(Dataset entries on figures)
——————
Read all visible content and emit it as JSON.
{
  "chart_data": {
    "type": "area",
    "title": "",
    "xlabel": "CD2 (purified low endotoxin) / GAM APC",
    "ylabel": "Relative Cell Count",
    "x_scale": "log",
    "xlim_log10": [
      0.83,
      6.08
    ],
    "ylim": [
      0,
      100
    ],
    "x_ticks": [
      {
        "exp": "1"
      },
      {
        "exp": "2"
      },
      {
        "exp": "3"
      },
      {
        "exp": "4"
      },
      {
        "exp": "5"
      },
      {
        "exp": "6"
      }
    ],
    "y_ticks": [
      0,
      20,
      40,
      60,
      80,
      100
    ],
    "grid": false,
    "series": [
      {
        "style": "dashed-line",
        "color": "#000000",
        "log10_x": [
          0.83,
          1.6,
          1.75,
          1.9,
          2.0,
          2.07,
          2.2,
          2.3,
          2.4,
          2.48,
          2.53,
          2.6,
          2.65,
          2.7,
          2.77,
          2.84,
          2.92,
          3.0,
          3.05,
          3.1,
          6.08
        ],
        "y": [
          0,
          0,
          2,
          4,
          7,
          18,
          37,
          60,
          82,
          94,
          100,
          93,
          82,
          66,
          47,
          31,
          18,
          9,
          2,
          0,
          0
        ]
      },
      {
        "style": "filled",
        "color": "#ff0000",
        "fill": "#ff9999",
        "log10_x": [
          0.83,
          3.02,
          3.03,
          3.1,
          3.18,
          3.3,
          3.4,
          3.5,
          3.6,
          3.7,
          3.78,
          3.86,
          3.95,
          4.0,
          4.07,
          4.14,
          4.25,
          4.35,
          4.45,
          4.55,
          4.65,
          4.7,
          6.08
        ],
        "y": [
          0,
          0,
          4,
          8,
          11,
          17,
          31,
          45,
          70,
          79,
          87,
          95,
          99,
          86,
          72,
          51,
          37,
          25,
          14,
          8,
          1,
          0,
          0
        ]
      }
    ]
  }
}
——————
# [What you are asked to do]
Each entry needs to be copied out exactly as written.

# [Worked solution]
Read all visible content and emit it as JSON.
{
  "chart_data": {
    "type": "area",
    "title": "",
    "xlabel": "CD2 (purified low endotoxin) / GAM APC",
    "ylabel": "Relative Cell Count",
    "x_scale": "log",
    "xlim_log10": [
      0.83,
      6.08
    ],
    "ylim": [
      0,
      100
    ],
    "x_ticks": [
      {
        "exp": "1"
      },
      {
        "exp": "2"
      },
      {
        "exp": "3"
      },
      {
        "exp": "4"
      },
      {
        "exp": "5"
      },
      {
        "exp": "6"
      }
    ],
    "y_ticks": [
      0,
      20,
      40,
      60,
      80,
      100
    ],
    "grid": false,
    "series": [
      {
        "style": "dashed-line",
        "color": "#000000",
        "log10_x": [
          0.83,
          1.6,
          1.75,
          1.9,
          2.0,
          2.07,
          2.2,
          2.3,
          2.4,
          2.48,
          2.53,
          2.6,
          2.65,
          2.7,
          2.77,
          2.84,
          2.92,
          3.0,
          3.05,
          3.1,
          6.08
        ],
        "y": [
          0,
          0,
          2,
          4,
          7,
          18,
          37,
          60,
          82,
          94,
          100,
          93,
          82,
          66,
          47,
          31,
          18,
          9,
          2,
          0,
          0
        ]
      },
      {
        "style": "filled",
        "color": "#ff0000",
        "fill": "#ff9999",
        "log10_x": [
          0.83,
          3.02,
          3.03,
          3.1,
          3.18,
          3.3,
          3.4,
          3.5,
          3.6,
          3.7,
          3.78,
          3.86,
          3.95,
          4.0,
          4.07,
          4.14,
          4.25,
          4.35,
          4.45,
          4.55,
          4.65,
          4.7,
          6.08
        ],
        "y": [
          0,
          0,
          4,
          8,
          11,
          17,
          31,
          45,
          70,
          79,
          87,
          95,
          99,
          86,
          72,
          51,
          37,
          25,
          14,
          8,
          1,
          0,
          0
        ]
      }
    ]
  }
}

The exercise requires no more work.